**Your assignment**:
What is needed is every line of the data that includes the word "page". Please copy each one.

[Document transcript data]
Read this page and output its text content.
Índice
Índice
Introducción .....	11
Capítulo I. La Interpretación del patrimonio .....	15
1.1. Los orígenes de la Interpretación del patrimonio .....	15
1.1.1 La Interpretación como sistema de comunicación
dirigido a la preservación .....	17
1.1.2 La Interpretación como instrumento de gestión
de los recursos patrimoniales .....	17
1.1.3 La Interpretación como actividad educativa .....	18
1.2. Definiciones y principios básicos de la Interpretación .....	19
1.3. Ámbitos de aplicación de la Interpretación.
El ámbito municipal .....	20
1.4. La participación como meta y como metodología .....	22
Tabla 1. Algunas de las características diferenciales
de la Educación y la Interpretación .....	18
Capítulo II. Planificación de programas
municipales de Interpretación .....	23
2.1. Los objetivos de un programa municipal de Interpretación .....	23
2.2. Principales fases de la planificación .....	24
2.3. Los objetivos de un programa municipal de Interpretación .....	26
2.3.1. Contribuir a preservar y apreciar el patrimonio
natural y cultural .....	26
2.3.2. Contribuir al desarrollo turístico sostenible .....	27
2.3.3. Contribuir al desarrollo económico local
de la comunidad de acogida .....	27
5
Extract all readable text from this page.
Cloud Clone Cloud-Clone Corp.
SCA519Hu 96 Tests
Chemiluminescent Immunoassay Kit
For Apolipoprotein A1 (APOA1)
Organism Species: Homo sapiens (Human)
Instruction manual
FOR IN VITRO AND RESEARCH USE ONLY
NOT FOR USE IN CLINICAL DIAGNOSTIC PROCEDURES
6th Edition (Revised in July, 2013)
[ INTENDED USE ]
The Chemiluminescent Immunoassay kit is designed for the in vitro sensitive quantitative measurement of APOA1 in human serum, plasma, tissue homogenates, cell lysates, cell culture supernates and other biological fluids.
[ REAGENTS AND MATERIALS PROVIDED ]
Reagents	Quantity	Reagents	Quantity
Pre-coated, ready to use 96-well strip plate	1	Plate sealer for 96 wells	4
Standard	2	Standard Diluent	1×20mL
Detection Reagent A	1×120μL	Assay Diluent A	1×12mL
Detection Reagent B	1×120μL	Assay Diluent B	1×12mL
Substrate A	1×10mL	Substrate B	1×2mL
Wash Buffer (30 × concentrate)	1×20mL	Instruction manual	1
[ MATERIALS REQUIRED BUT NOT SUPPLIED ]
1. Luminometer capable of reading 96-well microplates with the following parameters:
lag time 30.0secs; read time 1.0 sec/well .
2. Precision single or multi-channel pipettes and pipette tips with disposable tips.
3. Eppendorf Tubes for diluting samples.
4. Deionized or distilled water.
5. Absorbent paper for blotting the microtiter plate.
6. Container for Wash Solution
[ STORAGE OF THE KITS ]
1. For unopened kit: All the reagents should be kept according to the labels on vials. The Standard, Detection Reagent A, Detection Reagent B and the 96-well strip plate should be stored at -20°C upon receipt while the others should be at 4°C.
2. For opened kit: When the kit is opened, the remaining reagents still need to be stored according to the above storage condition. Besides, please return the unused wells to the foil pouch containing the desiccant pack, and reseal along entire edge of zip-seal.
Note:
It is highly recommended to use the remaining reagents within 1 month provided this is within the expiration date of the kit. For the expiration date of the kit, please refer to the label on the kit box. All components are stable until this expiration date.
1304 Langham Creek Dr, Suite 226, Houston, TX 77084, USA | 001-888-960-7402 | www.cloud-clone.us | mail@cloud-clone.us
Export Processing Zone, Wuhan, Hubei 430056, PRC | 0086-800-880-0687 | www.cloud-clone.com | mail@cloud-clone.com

**Output for this task**:
Read this page and output its text content.
Extract all readable text from this page.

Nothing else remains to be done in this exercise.